Description of the task →
Type every record exactly as it appears.

Data →
************

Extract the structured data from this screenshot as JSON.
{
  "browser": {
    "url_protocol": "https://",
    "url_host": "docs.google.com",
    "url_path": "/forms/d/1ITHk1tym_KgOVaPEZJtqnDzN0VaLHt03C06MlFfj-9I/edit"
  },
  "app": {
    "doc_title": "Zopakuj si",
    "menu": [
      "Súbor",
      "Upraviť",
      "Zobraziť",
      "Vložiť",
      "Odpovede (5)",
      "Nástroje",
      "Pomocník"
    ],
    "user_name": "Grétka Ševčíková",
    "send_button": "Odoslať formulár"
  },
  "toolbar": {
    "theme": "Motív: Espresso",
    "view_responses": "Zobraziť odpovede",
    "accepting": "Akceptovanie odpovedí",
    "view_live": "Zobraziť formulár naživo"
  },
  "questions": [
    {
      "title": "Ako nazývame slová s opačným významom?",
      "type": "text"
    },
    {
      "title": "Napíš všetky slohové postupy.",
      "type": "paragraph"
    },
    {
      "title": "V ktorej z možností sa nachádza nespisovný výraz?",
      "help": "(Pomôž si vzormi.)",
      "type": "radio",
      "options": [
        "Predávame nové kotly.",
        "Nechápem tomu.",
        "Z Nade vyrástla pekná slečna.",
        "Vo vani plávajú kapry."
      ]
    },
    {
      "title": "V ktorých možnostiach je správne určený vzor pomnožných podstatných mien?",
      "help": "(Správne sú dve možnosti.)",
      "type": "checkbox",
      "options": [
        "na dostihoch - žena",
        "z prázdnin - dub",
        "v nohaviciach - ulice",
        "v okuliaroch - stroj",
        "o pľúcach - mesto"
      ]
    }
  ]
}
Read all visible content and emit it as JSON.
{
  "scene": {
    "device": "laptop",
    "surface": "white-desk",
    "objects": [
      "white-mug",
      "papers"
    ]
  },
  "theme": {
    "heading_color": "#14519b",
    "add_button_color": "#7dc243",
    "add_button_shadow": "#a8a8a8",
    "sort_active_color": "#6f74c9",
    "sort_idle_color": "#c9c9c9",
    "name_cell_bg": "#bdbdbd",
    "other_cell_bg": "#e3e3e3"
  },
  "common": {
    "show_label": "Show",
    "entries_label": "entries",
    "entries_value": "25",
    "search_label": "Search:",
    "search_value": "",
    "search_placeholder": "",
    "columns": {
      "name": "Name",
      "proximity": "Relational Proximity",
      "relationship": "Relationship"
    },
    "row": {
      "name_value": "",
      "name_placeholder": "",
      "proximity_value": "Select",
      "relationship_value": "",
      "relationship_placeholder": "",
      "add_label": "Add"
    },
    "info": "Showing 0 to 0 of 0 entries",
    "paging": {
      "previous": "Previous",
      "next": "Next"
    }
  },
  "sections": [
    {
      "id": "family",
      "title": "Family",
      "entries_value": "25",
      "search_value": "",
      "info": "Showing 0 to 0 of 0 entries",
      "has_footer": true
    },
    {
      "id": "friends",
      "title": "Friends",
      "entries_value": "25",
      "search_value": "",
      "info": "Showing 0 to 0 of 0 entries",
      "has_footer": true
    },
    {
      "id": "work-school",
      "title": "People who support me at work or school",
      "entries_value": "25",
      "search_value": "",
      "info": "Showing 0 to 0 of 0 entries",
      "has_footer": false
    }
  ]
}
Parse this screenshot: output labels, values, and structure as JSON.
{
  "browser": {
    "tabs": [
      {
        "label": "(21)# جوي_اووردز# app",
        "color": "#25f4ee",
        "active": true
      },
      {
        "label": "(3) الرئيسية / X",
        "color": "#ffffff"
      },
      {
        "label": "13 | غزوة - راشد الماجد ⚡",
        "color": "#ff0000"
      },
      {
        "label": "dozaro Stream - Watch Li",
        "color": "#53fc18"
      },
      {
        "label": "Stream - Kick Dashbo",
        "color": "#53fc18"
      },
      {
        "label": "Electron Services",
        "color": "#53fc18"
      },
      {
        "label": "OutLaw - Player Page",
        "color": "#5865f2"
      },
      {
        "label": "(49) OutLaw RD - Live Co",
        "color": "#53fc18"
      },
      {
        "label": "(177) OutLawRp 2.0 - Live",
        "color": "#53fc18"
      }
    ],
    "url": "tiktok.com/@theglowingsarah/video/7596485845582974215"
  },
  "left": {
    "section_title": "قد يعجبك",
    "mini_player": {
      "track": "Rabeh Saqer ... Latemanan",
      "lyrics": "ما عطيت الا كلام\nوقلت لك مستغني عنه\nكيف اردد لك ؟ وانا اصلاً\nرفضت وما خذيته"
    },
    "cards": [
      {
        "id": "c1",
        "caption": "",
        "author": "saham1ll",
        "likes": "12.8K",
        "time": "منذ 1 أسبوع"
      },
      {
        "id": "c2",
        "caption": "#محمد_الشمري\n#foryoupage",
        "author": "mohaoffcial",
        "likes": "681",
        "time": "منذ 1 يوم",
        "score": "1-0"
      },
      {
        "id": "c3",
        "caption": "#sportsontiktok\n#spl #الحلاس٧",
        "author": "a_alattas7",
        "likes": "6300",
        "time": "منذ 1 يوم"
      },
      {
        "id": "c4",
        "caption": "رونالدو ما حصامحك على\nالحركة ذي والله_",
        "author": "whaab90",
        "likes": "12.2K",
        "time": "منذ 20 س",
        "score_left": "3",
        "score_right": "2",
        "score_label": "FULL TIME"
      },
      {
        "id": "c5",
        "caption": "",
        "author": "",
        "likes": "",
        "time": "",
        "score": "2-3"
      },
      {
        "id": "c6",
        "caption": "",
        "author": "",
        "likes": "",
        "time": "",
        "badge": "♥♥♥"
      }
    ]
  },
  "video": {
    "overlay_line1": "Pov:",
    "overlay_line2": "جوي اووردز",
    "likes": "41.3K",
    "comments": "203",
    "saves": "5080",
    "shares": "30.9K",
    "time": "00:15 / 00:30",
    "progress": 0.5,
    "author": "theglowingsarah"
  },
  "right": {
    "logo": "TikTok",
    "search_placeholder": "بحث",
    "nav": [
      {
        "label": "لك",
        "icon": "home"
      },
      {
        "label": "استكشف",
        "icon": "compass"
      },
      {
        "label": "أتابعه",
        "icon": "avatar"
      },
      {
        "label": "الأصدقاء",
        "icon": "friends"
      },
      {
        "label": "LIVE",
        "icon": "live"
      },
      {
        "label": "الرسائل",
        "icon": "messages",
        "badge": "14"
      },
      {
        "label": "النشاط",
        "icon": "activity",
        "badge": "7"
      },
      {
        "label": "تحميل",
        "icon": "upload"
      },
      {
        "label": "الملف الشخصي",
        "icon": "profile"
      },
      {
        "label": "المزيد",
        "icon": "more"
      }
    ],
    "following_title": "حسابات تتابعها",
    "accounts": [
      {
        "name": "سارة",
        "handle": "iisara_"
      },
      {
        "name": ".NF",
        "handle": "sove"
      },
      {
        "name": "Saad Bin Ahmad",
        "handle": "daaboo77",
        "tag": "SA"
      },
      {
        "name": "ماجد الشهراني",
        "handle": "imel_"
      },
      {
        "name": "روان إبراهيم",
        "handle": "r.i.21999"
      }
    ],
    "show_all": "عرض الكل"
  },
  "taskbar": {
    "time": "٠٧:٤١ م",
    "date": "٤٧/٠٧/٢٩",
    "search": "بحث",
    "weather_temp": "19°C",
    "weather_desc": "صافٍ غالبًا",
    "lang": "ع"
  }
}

************

Result →
Extract the structured data from this screenshot as JSON.
{
  "browser": {
    "url_protocol": "https://",
    "url_host": "docs.google.com",
    "url_path": "/forms/d/1ITHk1tym_KgOVaPEZJtqnDzN0VaLHt03C06MlFfj-9I/edit"
  },
  "app": {
    "doc_title": "Zopakuj si",
    "menu": [
      "Súbor",
      "Upraviť",
      "Zobraziť",
      "Vložiť",
      "Odpovede (5)",
      "Nástroje",
      "Pomocník"
    ],
    "user_name": "Grétka Ševčíková",
    "send_button": "Odoslať formulár"
  },
  "toolbar": {
    "theme": "Motív: Espresso",
    "view_responses": "Zobraziť odpovede",
    "accepting": "Akceptovanie odpovedí",
    "view_live": "Zobraziť formulár naživo"
  },
  "questions": [
    {
      "title": "Ako nazývame slová s opačným významom?",
      "type": "text"
    },
    {
      "title": "Napíš všetky slohové postupy.",
      "type": "paragraph"
    },
    {
      "title": "V ktorej z možností sa nachádza nespisovný výraz?",
      "help": "(Pomôž si vzormi.)",
      "type": "radio",
      "options": [
        "Predávame nové kotly.",
        "Nechápem tomu.",
        "Z Nade vyrástla pekná slečna.",
        "Vo vani plávajú kapry."
      ]
    },
    {
      "title": "V ktorých možnostiach je správne určený vzor pomnožných podstatných mien?",
      "help": "(Správne sú dve možnosti.)",
      "type": "checkbox",
      "options": [
        "na dostihoch - žena",
        "z prázdnin - dub",
        "v nohaviciach - ulice",
        "v okuliaroch - stroj",
        "o pľúcach - mesto"
      ]
    }
  ]
}
Read all visible content and emit it as JSON.
{
  "scene": {
    "device": "laptop",
    "surface": "white-desk",
    "objects": [
      "white-mug",
      "papers"
    ]
  },
  "theme": {
    "heading_color": "#14519b",
    "add_button_color": "#7dc243",
    "add_button_shadow": "#a8a8a8",
    "sort_active_color": "#6f74c9",
    "sort_idle_color": "#c9c9c9",
    "name_cell_bg": "#bdbdbd",
    "other_cell_bg": "#e3e3e3"
  },
  "common": {
    "show_label": "Show",
    "entries_label": "entries",
    "entries_value": "25",
    "search_label": "Search:",
    "search_value": "",
    "search_placeholder": "",
    "columns": {
      "name": "Name",
      "proximity": "Relational Proximity",
      "relationship": "Relationship"
    },
    "row": {
      "name_value": "",
      "name_placeholder": "",
      "proximity_value": "Select",
      "relationship_value": "",
      "relationship_placeholder": "",
      "add_label": "Add"
    },
    "info": "Showing 0 to 0 of 0 entries",
    "paging": {
      "previous": "Previous",
      "next": "Next"
    }
  },
  "sections": [
    {
      "id": "family",
      "title": "Family",
      "entries_value": "25",
      "search_value": "",
      "info": "Showing 0 to 0 of 0 entries",
      "has_footer": true
    },
    {
      "id": "friends",
      "title": "Friends",
      "entries_value": "25",
      "search_value": "",
      "info": "Showing 0 to 0 of 0 entries",
      "has_footer": true
    },
    {
      "id": "work-school",
      "title": "People who support me at work or school",
      "entries_value": "25",
      "search_value": "",
      "info": "Showing 0 to 0 of 0 entries",
      "has_footer": false
    }
  ]
}
Parse this screenshot: output labels, values, and structure as JSON.
{
  "browser": {
    "tabs": [
      {
        "label": "(21)# جوي_اووردز# app",
        "color": "#25f4ee",
        "active": true
      },
      {
        "label": "(3) الرئيسية / X",
        "color": "#ffffff"
      },
      {
        "label": "13 | غزوة - راشد الماجد ⚡",
        "color": "#ff0000"
      },
      {
        "label": "dozaro Stream - Watch Li",
        "color": "#53fc18"
      },
      {
        "label": "Stream - Kick Dashbo",
        "color": "#53fc18"
      },
      {
        "label": "Electron Services",
        "color": "#53fc18"
      },
      {
        "label": "OutLaw - Player Page",
        "color": "#5865f2"
      },
      {
        "label": "(49) OutLaw RD - Live Co",
        "color": "#53fc18"
      },
      {
        "label": "(177) OutLawRp 2.0 - Live",
        "color": "#53fc18"
      }
    ],
    "url": "tiktok.com/@theglowingsarah/video/7596485845582974215"
  },
  "left": {
    "section_title": "قد يعجبك",
    "mini_player": {
      "track": "Rabeh Saqer ... Latemanan",
      "lyrics": "ما عطيت الا كلام\nوقلت لك مستغني عنه\nكيف اردد لك ؟ وانا اصلاً\nرفضت وما خذيته"
    },
    "cards": [
      {
        "id": "c1",
        "caption": "",
        "author": "saham1ll",
        "likes": "12.8K",
        "time": "منذ 1 أسبوع"
      },
      {
        "id": "c2",
        "caption": "#محمد_الشمري\n#foryoupage",
        "author": "mohaoffcial",
        "likes": "681",
        "time": "منذ 1 يوم",
        "score": "1-0"
      },
      {
        "id": "c3",
        "caption": "#sportsontiktok\n#spl #الحلاس٧",
        "author": "a_alattas7",
        "likes": "6300",
        "time": "منذ 1 يوم"
      },
      {
        "id": "c4",
        "caption": "رونالدو ما حصامحك على\nالحركة ذي والله_",
        "author": "whaab90",
        "likes": "12.2K",
        "time": "منذ 20 س",
        "score_left": "3",
        "score_right": "2",
        "score_label": "FULL TIME"
      },
      {
        "id": "c5",
        "caption": "",
        "author": "",
        "likes": "",
        "time": "",
        "score": "2-3"
      },
      {
        "id": "c6",
        "caption": "",
        "author": "",
        "likes": "",
        "time": "",
        "badge": "♥♥♥"
      }
    ]
  },
  "video": {
    "overlay_line1": "Pov:",
    "overlay_line2": "جوي اووردز",
    "likes": "41.3K",
    "comments": "203",
    "saves": "5080",
    "shares": "30.9K",
    "time": "00:15 / 00:30",
    "progress": 0.5,
    "author": "theglowingsarah"
  },
  "right": {
    "logo": "TikTok",
    "search_placeholder": "بحث",
    "nav": [
      {
        "label": "لك",
        "icon": "home"
      },
      {
        "label": "استكشف",
        "icon": "compass"
      },
      {
        "label": "أتابعه",
        "icon": "avatar"
      },
      {
        "label": "الأصدقاء",
        "icon": "friends"
      },
      {
        "label": "LIVE",
        "icon": "live"
      },
      {
        "label": "الرسائل",
        "icon": "messages",
        "badge": "14"
      },
      {
        "label": "النشاط",
        "icon": "activity",
        "badge": "7"
      },
      {
        "label": "تحميل",
        "icon": "upload"
      },
      {
        "label": "الملف الشخصي",
        "icon": "profile"
      },
      {
        "label": "المزيد",
        "icon": "more"
      }
    ],
    "following_title": "حسابات تتابعها",
    "accounts": [
      {
        "name": "سارة",
        "handle": "iisara_"
      },
      {
        "name": ".NF",
        "handle": "sove"
      },
      {
        "name": "Saad Bin Ahmad",
        "handle": "daaboo77",
        "tag": "SA"
      },
      {
        "name": "ماجد الشهراني",
        "handle": "imel_"
      },
      {
        "name": "روان إبراهيم",
        "handle": "r.i.21999"
      }
    ],
    "show_all": "عرض الكل"
  },
  "taskbar": {
    "time": "٠٧:٤١ م",
    "date": "٤٧/٠٧/٢٩",
    "search": "بحث",
    "weather_temp": "19°C",
    "weather_desc": "صافٍ غالبًا",
    "lang": "ع"
  }
}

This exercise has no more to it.